## [Data provided]
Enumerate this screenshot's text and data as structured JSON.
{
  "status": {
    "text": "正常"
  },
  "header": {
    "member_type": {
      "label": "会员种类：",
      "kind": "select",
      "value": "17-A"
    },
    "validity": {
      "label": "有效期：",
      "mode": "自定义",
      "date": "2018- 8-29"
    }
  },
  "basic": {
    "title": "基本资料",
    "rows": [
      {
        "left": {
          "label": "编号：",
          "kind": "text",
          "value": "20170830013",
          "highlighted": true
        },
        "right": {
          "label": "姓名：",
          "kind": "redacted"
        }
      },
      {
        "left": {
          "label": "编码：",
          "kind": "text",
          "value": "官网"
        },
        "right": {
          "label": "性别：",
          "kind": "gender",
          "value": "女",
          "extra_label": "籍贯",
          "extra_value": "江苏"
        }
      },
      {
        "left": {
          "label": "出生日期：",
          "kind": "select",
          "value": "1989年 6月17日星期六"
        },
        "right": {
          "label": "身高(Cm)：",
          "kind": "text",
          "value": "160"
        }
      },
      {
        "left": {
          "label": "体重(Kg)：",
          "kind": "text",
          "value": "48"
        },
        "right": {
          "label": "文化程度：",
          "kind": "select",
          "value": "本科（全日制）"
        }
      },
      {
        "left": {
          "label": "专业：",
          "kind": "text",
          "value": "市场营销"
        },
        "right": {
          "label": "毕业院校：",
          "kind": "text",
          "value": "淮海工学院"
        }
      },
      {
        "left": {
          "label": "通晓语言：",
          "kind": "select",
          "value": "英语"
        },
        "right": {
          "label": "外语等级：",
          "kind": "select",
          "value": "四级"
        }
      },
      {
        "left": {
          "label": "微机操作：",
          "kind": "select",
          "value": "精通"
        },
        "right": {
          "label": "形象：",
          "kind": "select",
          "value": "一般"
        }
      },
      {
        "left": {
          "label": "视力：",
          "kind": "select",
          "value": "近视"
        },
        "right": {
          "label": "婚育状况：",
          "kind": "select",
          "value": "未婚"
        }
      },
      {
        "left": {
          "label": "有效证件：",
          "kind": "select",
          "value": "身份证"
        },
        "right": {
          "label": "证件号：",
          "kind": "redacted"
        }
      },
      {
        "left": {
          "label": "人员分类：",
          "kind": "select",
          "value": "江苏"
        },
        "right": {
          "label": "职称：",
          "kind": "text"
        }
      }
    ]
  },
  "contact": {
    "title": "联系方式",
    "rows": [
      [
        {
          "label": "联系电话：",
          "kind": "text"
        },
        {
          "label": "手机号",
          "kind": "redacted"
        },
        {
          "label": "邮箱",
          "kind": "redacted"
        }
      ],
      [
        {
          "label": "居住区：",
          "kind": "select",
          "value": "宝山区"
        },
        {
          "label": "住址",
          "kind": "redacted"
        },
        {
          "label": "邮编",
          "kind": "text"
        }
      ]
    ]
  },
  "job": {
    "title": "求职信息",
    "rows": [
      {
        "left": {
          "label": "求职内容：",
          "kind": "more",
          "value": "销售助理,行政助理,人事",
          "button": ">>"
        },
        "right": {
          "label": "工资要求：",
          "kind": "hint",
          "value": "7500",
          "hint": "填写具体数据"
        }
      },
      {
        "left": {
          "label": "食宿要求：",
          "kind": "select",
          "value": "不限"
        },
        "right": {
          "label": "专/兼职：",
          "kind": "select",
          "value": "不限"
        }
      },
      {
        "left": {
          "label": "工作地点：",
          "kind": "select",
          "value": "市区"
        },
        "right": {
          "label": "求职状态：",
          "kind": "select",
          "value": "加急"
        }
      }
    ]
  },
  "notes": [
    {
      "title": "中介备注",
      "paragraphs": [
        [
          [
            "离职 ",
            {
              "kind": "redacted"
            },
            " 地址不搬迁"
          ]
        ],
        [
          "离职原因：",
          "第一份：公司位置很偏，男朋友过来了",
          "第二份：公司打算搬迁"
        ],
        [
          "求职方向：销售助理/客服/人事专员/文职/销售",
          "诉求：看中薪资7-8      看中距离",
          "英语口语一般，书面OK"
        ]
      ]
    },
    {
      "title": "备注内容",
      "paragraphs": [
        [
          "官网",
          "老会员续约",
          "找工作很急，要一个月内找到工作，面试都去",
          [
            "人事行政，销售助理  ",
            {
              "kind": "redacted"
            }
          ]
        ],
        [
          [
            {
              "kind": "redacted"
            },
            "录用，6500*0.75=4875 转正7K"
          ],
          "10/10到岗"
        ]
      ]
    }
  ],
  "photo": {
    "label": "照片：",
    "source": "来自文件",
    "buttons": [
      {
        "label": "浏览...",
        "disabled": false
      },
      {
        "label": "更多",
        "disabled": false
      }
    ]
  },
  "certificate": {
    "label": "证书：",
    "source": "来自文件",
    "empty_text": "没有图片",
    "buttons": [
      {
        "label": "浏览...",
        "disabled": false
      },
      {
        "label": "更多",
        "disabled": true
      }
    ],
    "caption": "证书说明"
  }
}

## [Goal]
Copy the records above exactly as they appear.

## [Result below]
Enumerate this screenshot's text and data as structured JSON.
{
  "status": {
    "text": "正常"
  },
  "header": {
    "member_type": {
      "label": "会员种类：",
      "kind": "select",
      "value": "17-A"
    },
    "validity": {
      "label": "有效期：",
      "mode": "自定义",
      "date": "2018- 8-29"
    }
  },
  "basic": {
    "title": "基本资料",
    "rows": [
      {
        "left": {
          "label": "编号：",
          "kind": "text",
          "value": "20170830013",
          "highlighted": true
        },
        "right": {
          "label": "姓名：",
          "kind": "redacted"
        }
      },
      {
        "left": {
          "label": "编码：",
          "kind": "text",
          "value": "官网"
        },
        "right": {
          "label": "性别：",
          "kind": "gender",
          "value": "女",
          "extra_label": "籍贯",
          "extra_value": "江苏"
        }
      },
      {
        "left": {
          "label": "出生日期：",
          "kind": "select",
          "value": "1989年 6月17日星期六"
        },
        "right": {
          "label": "身高(Cm)：",
          "kind": "text",
          "value": "160"
        }
      },
      {
        "left": {
          "label": "体重(Kg)：",
          "kind": "text",
          "value": "48"
        },
        "right": {
          "label": "文化程度：",
          "kind": "select",
          "value": "本科（全日制）"
        }
      },
      {
        "left": {
          "label": "专业：",
          "kind": "text",
          "value": "市场营销"
        },
        "right": {
          "label": "毕业院校：",
          "kind": "text",
          "value": "淮海工学院"
        }
      },
      {
        "left": {
          "label": "通晓语言：",
          "kind": "select",
          "value": "英语"
        },
        "right": {
          "label": "外语等级：",
          "kind": "select",
          "value": "四级"
        }
      },
      {
        "left": {
          "label": "微机操作：",
          "kind": "select",
          "value": "精通"
        },
        "right": {
          "label": "形象：",
          "kind": "select",
          "value": "一般"
        }
      },
      {
        "left": {
          "label": "视力：",
          "kind": "select",
          "value": "近视"
        },
        "right": {
          "label": "婚育状况：",
          "kind": "select",
          "value": "未婚"
        }
      },
      {
        "left": {
          "label": "有效证件：",
          "kind": "select",
          "value": "身份证"
        },
        "right": {
          "label": "证件号：",
          "kind": "redacted"
        }
      },
      {
        "left": {
          "label": "人员分类：",
          "kind": "select",
          "value": "江苏"
        },
        "right": {
          "label": "职称：",
          "kind": "text"
        }
      }
    ]
  },
  "contact": {
    "title": "联系方式",
    "rows": [
      [
        {
          "label": "联系电话：",
          "kind": "text"
        },
        {
          "label": "手机号",
          "kind": "redacted"
        },
        {
          "label": "邮箱",
          "kind": "redacted"
        }
      ],
      [
        {
          "label": "居住区：",
          "kind": "select",
          "value": "宝山区"
        },
        {
          "label": "住址",
          "kind": "redacted"
        },
        {
          "label": "邮编",
          "kind": "text"
        }
      ]
    ]
  },
  "job": {
    "title": "求职信息",
    "rows": [
      {
        "left": {
          "label": "求职内容：",
          "kind": "more",
          "value": "销售助理,行政助理,人事",
          "button": ">>"
        },
        "right": {
          "label": "工资要求：",
          "kind": "hint",
          "value": "7500",
          "hint": "填写具体数据"
        }
      },
      {
        "left": {
          "label": "食宿要求：",
          "kind": "select",
          "value": "不限"
        },
        "right": {
          "label": "专/兼职：",
          "kind": "select",
          "value": "不限"
        }
      },
      {
        "left": {
          "label": "工作地点：",
          "kind": "select",
          "value": "市区"
        },
        "right": {
          "label": "求职状态：",
          "kind": "select",
          "value": "加急"
        }
      }
    ]
  },
  "notes": [
    {
      "title": "中介备注",
      "paragraphs": [
        [
          [
            "离职 ",
            {
              "kind": "redacted"
            },
            " 地址不搬迁"
          ]
        ],
        [
          "离职原因：",
          "第一份：公司位置很偏，男朋友过来了",
          "第二份：公司打算搬迁"
        ],
        [
          "求职方向：销售助理/客服/人事专员/文职/销售",
          "诉求：看中薪资7-8      看中距离",
          "英语口语一般，书面OK"
        ]
      ]
    },
    {
      "title": "备注内容",
      "paragraphs": [
        [
          "官网",
          "老会员续约",
          "找工作很急，要一个月内找到工作，面试都去",
          [
            "人事行政，销售助理  ",
            {
              "kind": "redacted"
            }
          ]
        ],
        [
          [
            {
              "kind": "redacted"
            },
            "录用，6500*0.75=4875 转正7K"
          ],
          "10/10到岗"
        ]
      ]
    }
  ],
  "photo": {
    "label": "照片：",
    "source": "来自文件",
    "buttons": [
      {
        "label": "浏览...",
        "disabled": false
      },
      {
        "label": "更多",
        "disabled": false
      }
    ]
  },
  "certificate": {
    "label": "证书：",
    "source": "来自文件",
    "empty_text": "没有图片",
    "buttons": [
      {
        "label": "浏览...",
        "disabled": false
      },
      {
        "label": "更多",
        "disabled": true
      }
    ],
    "caption": "证书说明"
  }
}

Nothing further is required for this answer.